[Some records]
::::
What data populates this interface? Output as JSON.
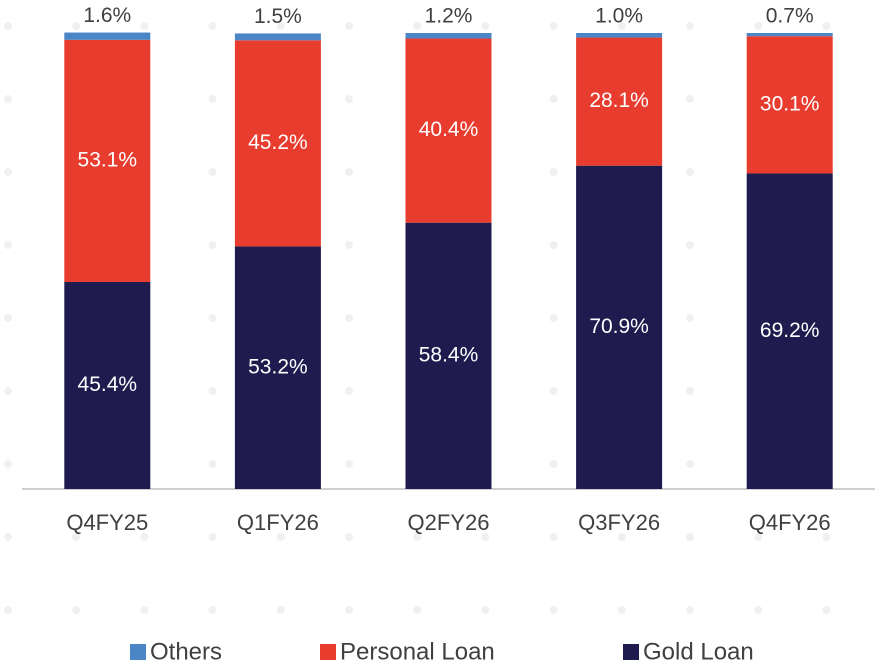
{
  "chart_data": {
    "type": "stacked_bar",
    "categories": [
      "Q4FY25",
      "Q1FY26",
      "Q2FY26",
      "Q3FY26",
      "Q4FY26"
    ],
    "series": [
      {
        "name": "Gold Loan",
        "color": "#1f1b4e",
        "values": [
          45.4,
          53.2,
          58.4,
          70.9,
          69.2
        ],
        "value_labels": [
          "45.4%",
          "53.2%",
          "58.4%",
          "70.9%",
          "69.2%"
        ]
      },
      {
        "name": "Personal Loan",
        "color": "#e83c2f",
        "values": [
          53.1,
          45.2,
          40.4,
          28.1,
          30.1
        ],
        "value_labels": [
          "53.1%",
          "45.2%",
          "40.4%",
          "28.1%",
          "30.1%"
        ]
      },
      {
        "name": "Others",
        "color": "#4a86c6",
        "values": [
          1.6,
          1.5,
          1.2,
          1.0,
          0.7
        ],
        "value_labels": [
          "1.6%",
          "1.5%",
          "1.2%",
          "1.0%",
          "0.7%"
        ]
      }
    ],
    "ylim": [
      0,
      100
    ]
  }
}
::::
What you are asked to do: Repeat all the records above exactly, leaving out any pictures.

Correct output:
What data populates this interface? Output as JSON.
{
  "chart_data": {
    "type": "stacked_bar",
    "categories": [
      "Q4FY25",
      "Q1FY26",
      "Q2FY26",
      "Q3FY26",
      "Q4FY26"
    ],
    "series": [
      {
        "name": "Gold Loan",
        "color": "#1f1b4e",
        "values": [
          45.4,
          53.2,
          58.4,
          70.9,
          69.2
        ],
        "value_labels": [
          "45.4%",
          "53.2%",
          "58.4%",
          "70.9%",
          "69.2%"
        ]
      },
      {
        "name": "Personal Loan",
        "color": "#e83c2f",
        "values": [
          53.1,
          45.2,
          40.4,
          28.1,
          30.1
        ],
        "value_labels": [
          "53.1%",
          "45.2%",
          "40.4%",
          "28.1%",
          "30.1%"
        ]
      },
      {
        "name": "Others",
        "color": "#4a86c6",
        "values": [
          1.6,
          1.5,
          1.2,
          1.0,
          0.7
        ],
        "value_labels": [
          "1.6%",
          "1.5%",
          "1.2%",
          "1.0%",
          "0.7%"
        ]
      }
    ],
    "ylim": [
      0,
      100
    ]
  }
}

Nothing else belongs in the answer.